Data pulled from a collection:
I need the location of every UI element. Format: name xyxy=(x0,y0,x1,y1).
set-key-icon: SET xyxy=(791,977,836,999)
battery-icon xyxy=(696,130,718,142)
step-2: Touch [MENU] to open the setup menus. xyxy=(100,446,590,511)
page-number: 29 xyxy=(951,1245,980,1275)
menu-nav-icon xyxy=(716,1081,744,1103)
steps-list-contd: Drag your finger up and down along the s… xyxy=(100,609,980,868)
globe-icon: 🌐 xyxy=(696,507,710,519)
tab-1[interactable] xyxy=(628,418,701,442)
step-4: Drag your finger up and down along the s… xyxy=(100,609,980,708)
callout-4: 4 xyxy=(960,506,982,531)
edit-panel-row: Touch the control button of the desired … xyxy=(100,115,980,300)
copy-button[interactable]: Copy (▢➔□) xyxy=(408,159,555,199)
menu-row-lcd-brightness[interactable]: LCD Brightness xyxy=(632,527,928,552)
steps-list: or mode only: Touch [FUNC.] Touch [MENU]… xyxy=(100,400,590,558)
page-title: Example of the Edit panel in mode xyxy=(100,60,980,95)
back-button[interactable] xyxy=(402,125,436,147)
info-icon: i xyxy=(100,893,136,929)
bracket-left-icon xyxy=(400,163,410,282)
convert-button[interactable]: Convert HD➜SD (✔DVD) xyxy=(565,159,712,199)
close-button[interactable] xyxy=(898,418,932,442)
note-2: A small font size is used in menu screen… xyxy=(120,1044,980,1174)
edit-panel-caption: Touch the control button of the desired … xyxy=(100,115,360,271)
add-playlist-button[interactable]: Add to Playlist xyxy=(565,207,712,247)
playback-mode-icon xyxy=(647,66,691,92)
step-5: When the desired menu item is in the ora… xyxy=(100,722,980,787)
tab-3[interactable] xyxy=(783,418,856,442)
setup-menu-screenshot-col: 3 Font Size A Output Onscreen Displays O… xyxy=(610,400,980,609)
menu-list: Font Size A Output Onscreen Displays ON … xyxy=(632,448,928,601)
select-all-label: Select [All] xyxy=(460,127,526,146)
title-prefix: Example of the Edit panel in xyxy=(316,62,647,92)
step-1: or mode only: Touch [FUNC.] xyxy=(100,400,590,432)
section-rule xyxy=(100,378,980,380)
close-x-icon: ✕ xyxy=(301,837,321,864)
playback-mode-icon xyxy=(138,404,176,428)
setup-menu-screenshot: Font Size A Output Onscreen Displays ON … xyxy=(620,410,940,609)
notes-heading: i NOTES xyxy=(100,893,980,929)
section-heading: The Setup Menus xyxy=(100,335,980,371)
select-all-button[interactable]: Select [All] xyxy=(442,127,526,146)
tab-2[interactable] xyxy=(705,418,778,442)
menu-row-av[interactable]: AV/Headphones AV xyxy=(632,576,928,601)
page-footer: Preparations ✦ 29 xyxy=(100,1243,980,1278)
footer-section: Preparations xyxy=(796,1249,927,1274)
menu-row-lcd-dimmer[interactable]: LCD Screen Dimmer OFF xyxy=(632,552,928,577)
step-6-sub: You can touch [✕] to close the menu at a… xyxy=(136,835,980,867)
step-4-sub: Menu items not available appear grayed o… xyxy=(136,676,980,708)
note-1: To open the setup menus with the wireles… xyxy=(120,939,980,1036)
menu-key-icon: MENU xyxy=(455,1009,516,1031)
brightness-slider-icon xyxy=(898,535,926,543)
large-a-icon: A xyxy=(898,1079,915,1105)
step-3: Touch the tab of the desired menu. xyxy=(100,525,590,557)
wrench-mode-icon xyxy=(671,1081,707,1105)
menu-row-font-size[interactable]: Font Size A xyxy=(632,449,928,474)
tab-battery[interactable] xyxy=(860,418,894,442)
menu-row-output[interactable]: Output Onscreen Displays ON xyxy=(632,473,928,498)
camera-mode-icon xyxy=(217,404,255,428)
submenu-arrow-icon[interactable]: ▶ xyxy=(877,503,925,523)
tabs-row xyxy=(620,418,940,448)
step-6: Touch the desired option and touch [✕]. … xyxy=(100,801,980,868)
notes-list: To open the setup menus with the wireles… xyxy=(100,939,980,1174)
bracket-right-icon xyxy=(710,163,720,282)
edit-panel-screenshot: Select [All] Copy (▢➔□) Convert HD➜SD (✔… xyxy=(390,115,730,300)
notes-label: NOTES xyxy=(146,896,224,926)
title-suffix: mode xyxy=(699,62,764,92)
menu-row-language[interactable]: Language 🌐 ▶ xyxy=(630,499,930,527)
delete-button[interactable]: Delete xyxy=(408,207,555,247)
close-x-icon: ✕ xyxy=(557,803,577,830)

Aim
Starting with the first line and going on through the line with "tab-3[interactable] xyxy=(783,418,856,442)", rewrite those lines with "Drag" changed to "Slide" and everything else left the same.

Exercise answer
I need the location of every UI element. Format: name xyxy=(x0,y0,x1,y1).
set-key-icon: SET xyxy=(791,977,836,999)
battery-icon xyxy=(696,130,718,142)
step-2: Touch [MENU] to open the setup menus. xyxy=(100,446,590,511)
page-number: 29 xyxy=(951,1245,980,1275)
menu-nav-icon xyxy=(716,1081,744,1103)
steps-list-contd: Slide your finger up and down along the s… xyxy=(100,609,980,868)
globe-icon: 🌐 xyxy=(696,507,710,519)
tab-1[interactable] xyxy=(628,418,701,442)
step-4: Slide your finger up and down along the s… xyxy=(100,609,980,708)
callout-4: 4 xyxy=(960,506,982,531)
edit-panel-row: Touch the control button of the desired … xyxy=(100,115,980,300)
copy-button[interactable]: Copy (▢➔□) xyxy=(408,159,555,199)
menu-row-lcd-brightness[interactable]: LCD Brightness xyxy=(632,527,928,552)
steps-list: or mode only: Touch [FUNC.] Touch [MENU]… xyxy=(100,400,590,558)
page-title: Example of the Edit panel in mode xyxy=(100,60,980,95)
back-button[interactable] xyxy=(402,125,436,147)
info-icon: i xyxy=(100,893,136,929)
bracket-left-icon xyxy=(400,163,410,282)
convert-button[interactable]: Convert HD➜SD (✔DVD) xyxy=(565,159,712,199)
close-button[interactable] xyxy=(898,418,932,442)
note-2: A small font size is used in menu screen… xyxy=(120,1044,980,1174)
edit-panel-caption: Touch the control button of the desired … xyxy=(100,115,360,271)
add-playlist-button[interactable]: Add to Playlist xyxy=(565,207,712,247)
playback-mode-icon xyxy=(647,66,691,92)
step-5: When the desired menu item is in the ora… xyxy=(100,722,980,787)
tab-3[interactable] xyxy=(783,418,856,442)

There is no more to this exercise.